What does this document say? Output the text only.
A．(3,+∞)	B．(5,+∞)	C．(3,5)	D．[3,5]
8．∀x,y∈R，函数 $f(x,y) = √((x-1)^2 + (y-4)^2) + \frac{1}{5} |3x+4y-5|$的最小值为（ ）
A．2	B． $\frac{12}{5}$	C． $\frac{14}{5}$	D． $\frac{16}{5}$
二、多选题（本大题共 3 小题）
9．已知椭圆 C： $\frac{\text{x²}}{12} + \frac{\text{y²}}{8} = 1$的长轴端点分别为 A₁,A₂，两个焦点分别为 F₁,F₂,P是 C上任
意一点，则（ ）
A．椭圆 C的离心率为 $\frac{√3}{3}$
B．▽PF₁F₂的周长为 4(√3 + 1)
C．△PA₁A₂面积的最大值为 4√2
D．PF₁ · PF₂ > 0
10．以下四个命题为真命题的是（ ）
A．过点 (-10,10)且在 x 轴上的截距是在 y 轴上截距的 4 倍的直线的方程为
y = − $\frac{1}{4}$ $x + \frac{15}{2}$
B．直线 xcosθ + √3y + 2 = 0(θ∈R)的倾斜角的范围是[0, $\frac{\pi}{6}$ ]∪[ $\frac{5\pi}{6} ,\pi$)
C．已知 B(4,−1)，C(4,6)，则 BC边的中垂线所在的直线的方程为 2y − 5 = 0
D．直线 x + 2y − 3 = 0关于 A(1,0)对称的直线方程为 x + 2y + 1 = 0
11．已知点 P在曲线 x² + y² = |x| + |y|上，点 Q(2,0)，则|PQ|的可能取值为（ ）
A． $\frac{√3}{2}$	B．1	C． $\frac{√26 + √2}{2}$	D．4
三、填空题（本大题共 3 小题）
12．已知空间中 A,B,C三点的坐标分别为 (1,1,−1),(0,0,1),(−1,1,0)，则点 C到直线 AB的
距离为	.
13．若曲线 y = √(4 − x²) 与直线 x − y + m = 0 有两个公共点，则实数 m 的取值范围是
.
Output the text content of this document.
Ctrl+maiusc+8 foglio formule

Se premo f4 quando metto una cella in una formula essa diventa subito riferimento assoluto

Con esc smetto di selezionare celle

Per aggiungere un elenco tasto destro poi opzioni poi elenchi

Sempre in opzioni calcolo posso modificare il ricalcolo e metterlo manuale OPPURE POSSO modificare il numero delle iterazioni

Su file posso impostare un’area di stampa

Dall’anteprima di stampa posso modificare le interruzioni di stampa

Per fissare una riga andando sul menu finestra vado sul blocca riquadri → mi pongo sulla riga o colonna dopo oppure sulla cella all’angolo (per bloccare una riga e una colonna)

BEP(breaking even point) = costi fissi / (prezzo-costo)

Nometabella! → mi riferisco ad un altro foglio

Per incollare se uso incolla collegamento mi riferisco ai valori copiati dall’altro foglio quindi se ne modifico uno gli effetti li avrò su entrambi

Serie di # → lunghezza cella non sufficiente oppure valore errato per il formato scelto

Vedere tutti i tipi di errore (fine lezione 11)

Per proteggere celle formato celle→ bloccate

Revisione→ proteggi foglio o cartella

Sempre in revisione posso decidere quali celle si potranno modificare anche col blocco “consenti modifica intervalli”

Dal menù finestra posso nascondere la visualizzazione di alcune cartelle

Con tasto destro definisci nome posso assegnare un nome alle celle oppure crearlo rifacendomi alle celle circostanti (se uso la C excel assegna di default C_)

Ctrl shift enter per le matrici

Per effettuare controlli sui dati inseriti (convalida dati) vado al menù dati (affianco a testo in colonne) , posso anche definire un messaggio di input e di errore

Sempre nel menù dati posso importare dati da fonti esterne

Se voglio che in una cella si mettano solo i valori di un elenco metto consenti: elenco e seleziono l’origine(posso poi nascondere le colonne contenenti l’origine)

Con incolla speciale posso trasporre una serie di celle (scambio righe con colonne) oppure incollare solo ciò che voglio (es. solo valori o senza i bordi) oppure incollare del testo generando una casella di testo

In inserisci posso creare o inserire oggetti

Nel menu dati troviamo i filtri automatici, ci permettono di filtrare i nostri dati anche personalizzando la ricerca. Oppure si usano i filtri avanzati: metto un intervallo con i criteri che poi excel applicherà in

TASK DIRECTIONS
Read through the entries and copy every line that includes "document".

RESULT
What does this document say? Output the text only.
Output the text content of this document.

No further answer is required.